# EXERCISE INPUTS
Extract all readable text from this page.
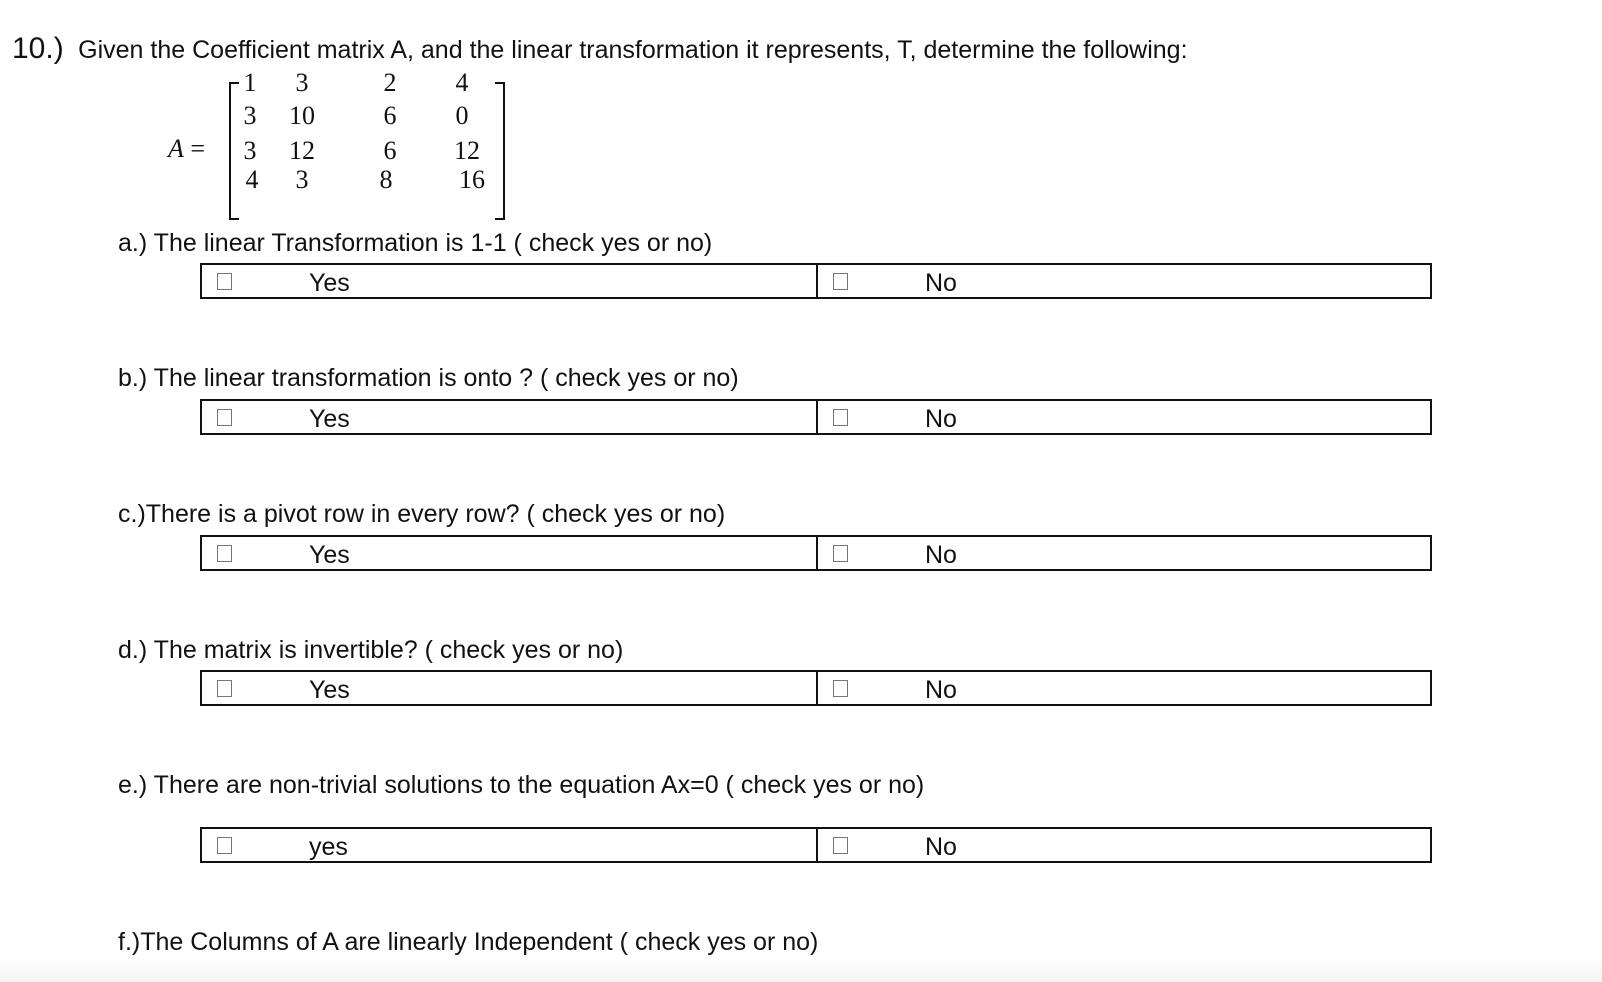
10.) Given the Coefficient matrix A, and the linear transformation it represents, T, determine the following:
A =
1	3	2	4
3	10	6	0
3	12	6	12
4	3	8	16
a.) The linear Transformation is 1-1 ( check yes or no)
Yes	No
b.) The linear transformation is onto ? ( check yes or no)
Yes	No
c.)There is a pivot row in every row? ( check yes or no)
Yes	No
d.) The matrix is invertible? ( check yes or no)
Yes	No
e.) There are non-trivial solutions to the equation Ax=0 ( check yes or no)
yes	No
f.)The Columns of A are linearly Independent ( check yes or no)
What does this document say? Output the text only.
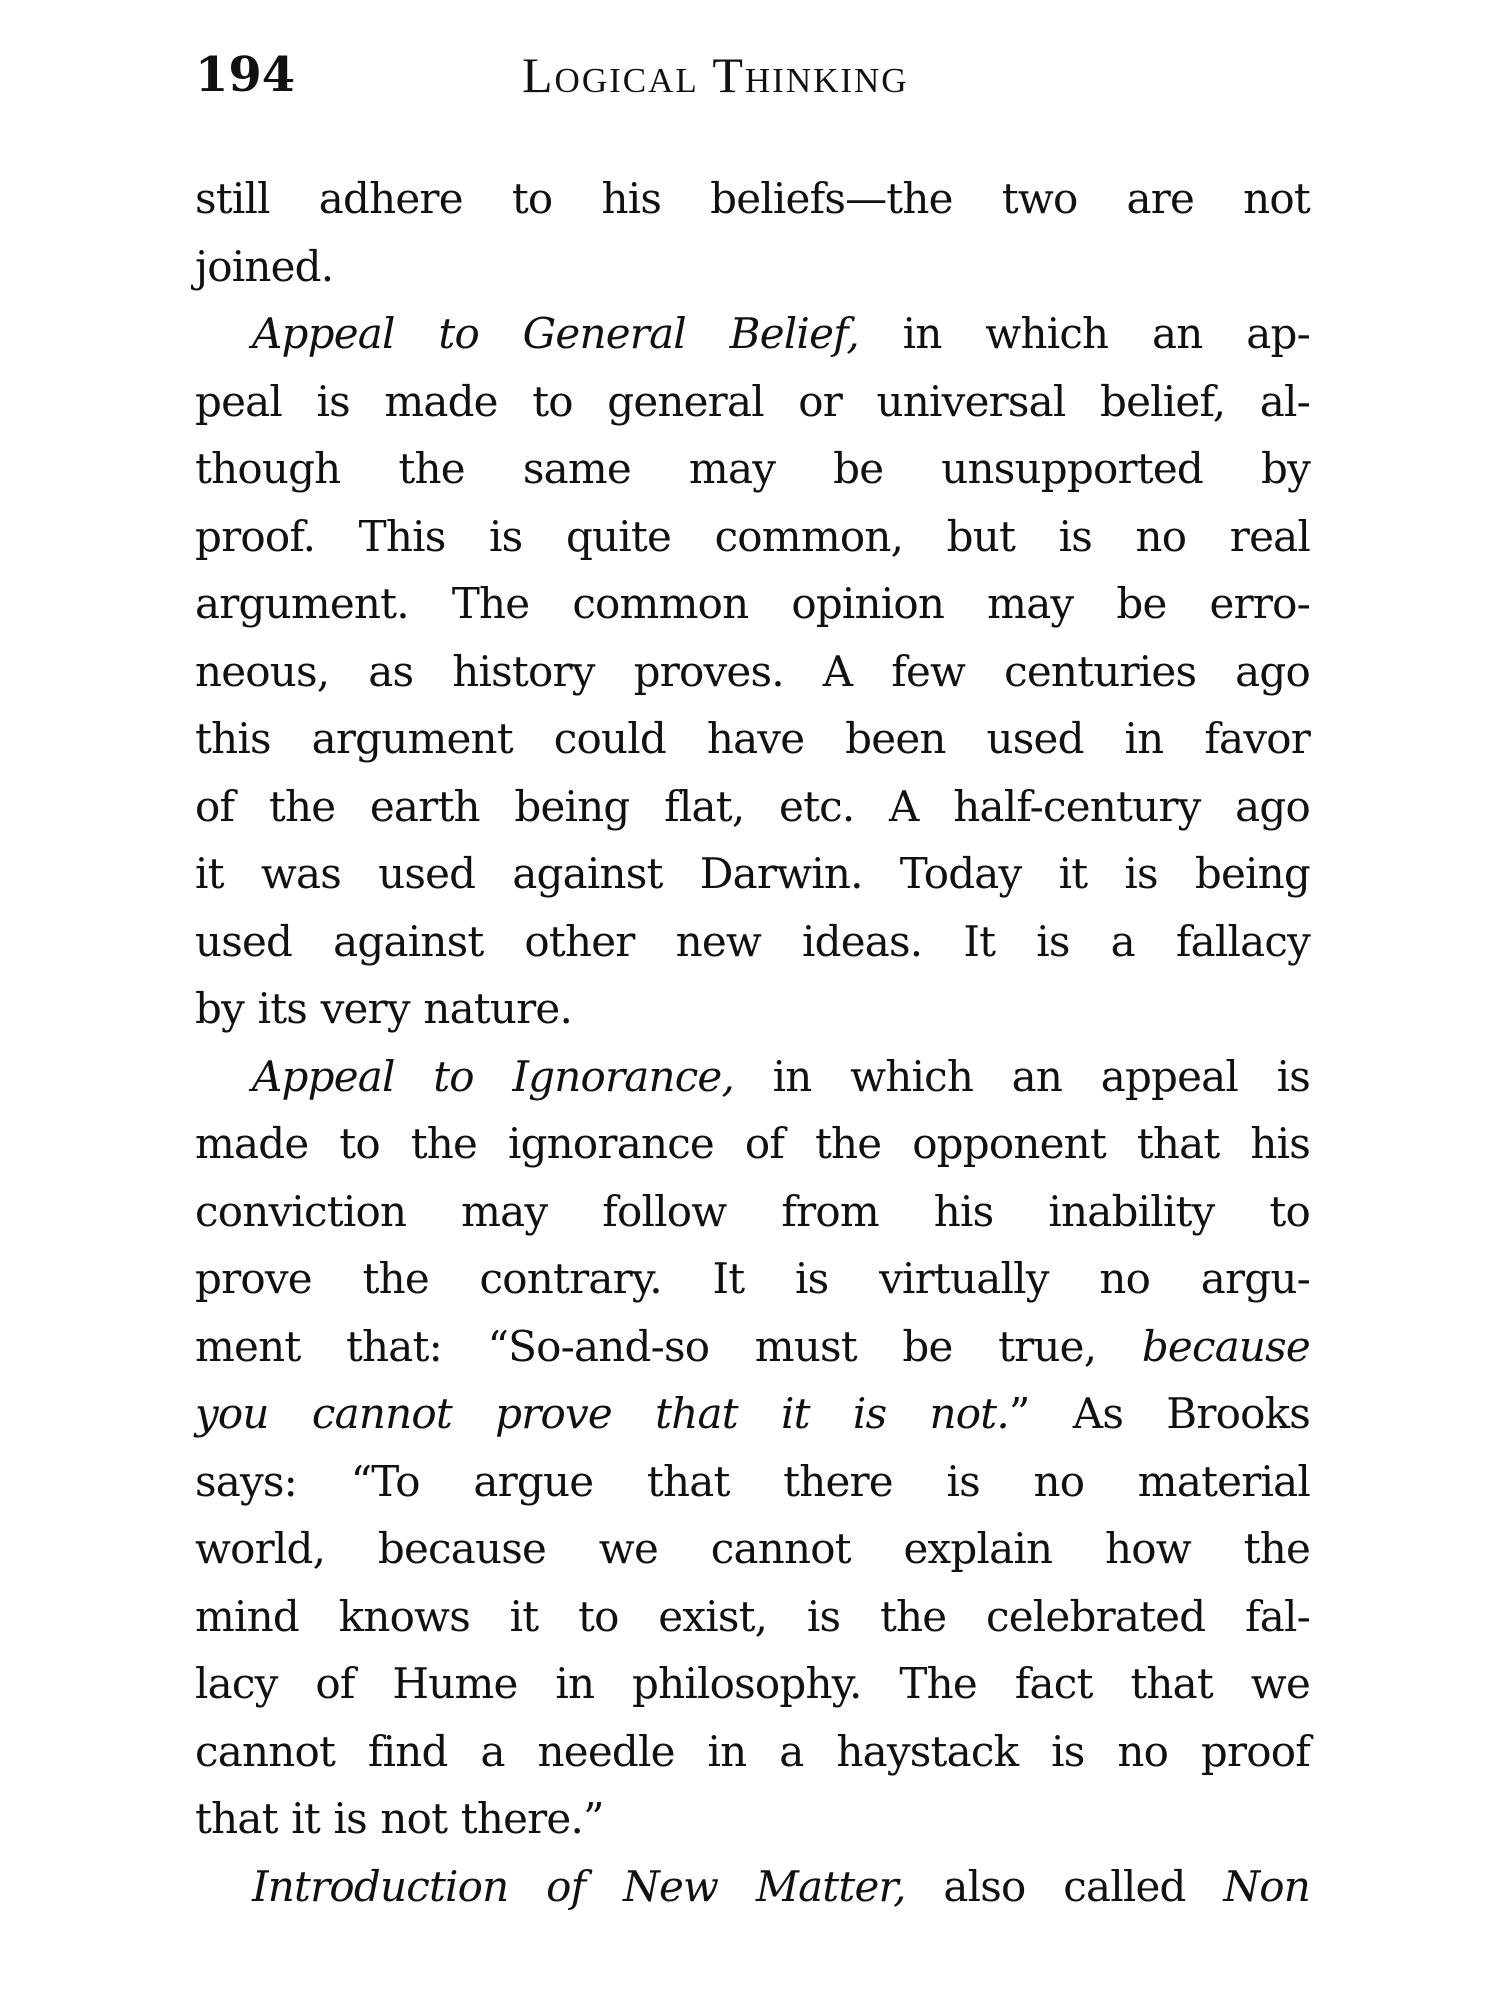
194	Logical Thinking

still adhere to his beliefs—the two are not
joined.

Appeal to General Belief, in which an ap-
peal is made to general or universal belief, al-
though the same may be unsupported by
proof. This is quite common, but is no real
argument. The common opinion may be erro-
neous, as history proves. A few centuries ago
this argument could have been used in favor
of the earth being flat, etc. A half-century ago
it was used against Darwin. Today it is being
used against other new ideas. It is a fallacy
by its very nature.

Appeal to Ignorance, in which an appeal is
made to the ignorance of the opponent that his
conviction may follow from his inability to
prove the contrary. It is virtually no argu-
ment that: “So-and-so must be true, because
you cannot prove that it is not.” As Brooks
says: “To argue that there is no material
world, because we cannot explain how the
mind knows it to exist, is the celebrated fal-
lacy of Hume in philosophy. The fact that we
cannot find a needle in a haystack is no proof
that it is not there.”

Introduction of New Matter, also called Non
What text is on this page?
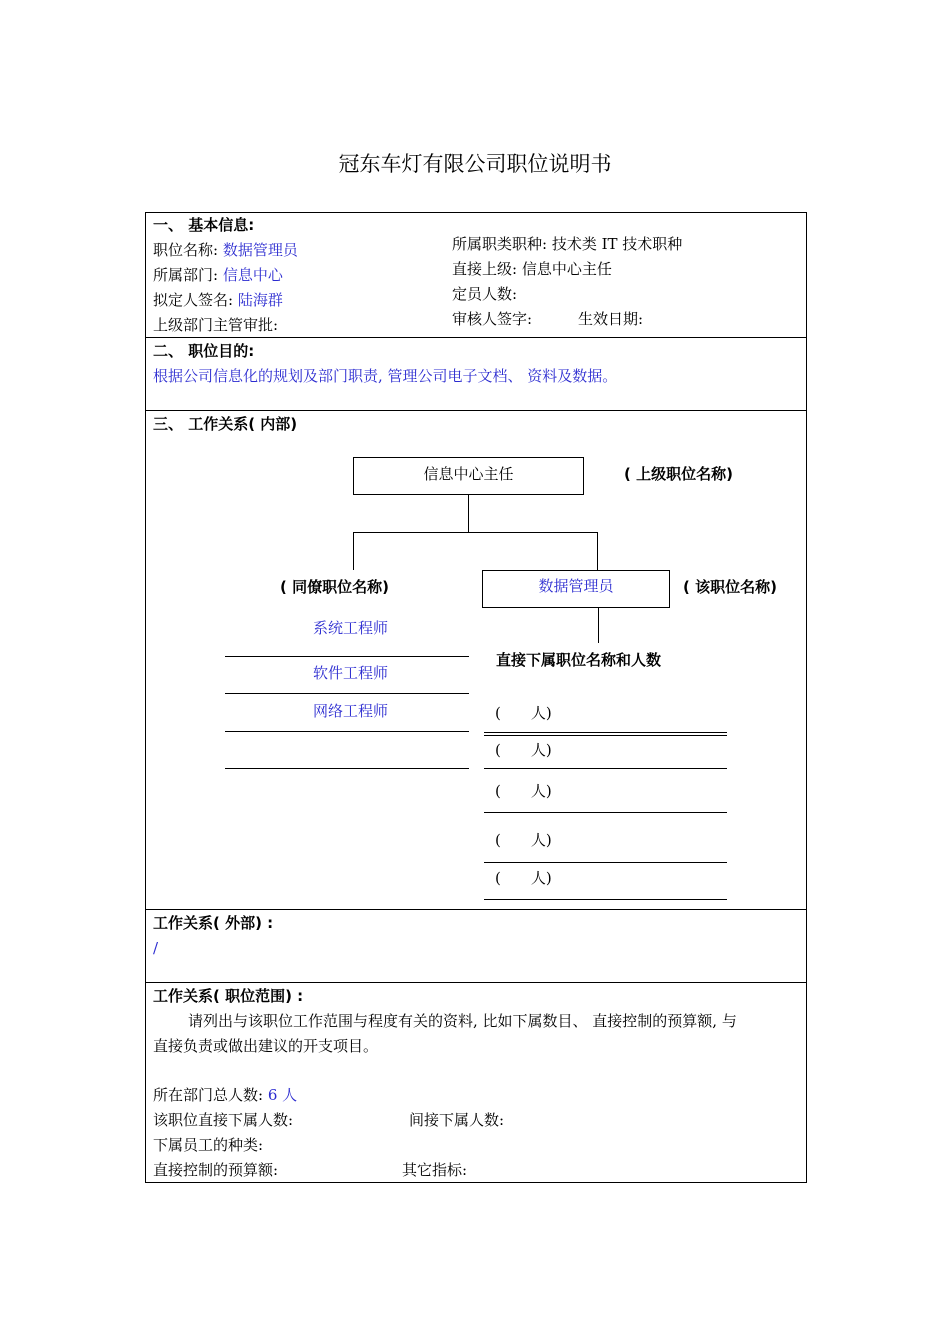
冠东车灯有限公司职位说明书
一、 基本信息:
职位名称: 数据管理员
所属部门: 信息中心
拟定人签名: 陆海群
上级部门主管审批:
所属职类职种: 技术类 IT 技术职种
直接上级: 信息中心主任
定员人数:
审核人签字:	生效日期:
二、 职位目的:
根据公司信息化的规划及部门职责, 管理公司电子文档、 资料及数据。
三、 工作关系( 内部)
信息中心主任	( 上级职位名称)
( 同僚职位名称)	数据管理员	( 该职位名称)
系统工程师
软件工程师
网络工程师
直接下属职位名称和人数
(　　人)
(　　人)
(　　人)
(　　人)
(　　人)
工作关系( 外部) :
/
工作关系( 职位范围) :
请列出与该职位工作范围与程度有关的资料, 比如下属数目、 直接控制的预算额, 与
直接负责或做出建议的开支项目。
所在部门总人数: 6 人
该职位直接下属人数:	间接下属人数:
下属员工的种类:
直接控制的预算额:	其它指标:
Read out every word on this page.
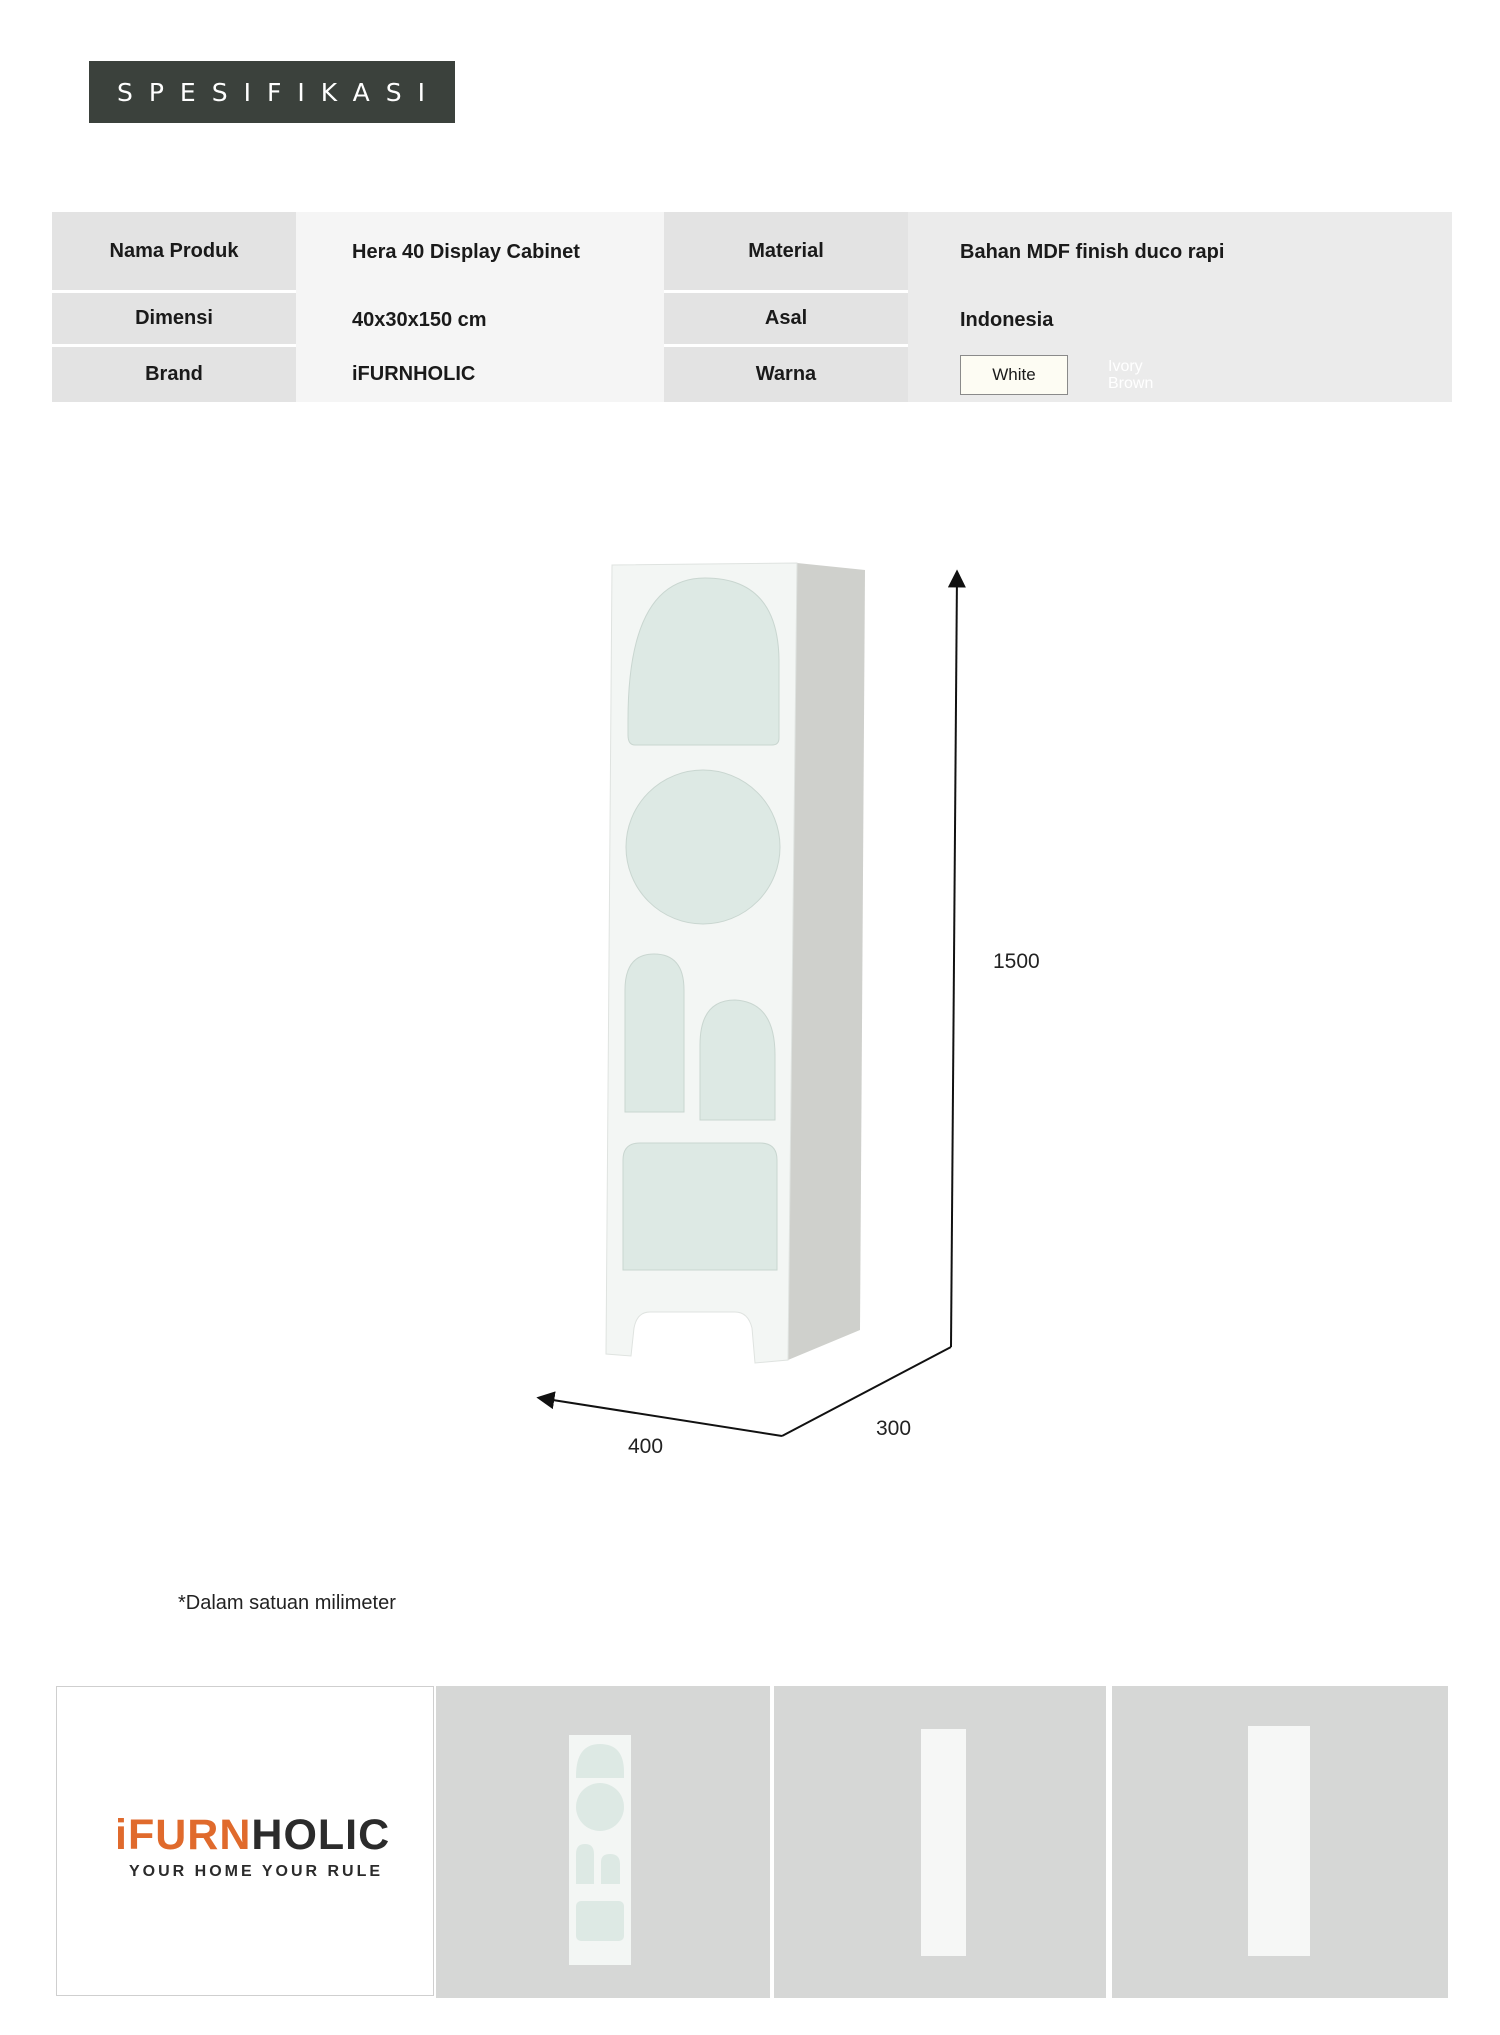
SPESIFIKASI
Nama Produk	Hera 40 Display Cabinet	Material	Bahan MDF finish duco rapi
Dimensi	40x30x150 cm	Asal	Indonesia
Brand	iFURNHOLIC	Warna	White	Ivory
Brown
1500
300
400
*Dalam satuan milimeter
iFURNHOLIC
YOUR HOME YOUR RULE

# WORK TO COMPLETE
Write out, exactly as given, the line containing "Read out every word on this page." and every line after it through the end, with no pictures.

# FINAL ANSWER
Read out every word on this page.
SPESIFIKASI
Nama Produk	Hera 40 Display Cabinet	Material	Bahan MDF finish duco rapi
Dimensi	40x30x150 cm	Asal	Indonesia
Brand	iFURNHOLIC	Warna	White	Ivory
Brown
1500
300
400
*Dalam satuan milimeter
iFURNHOLIC
YOUR HOME YOUR RULE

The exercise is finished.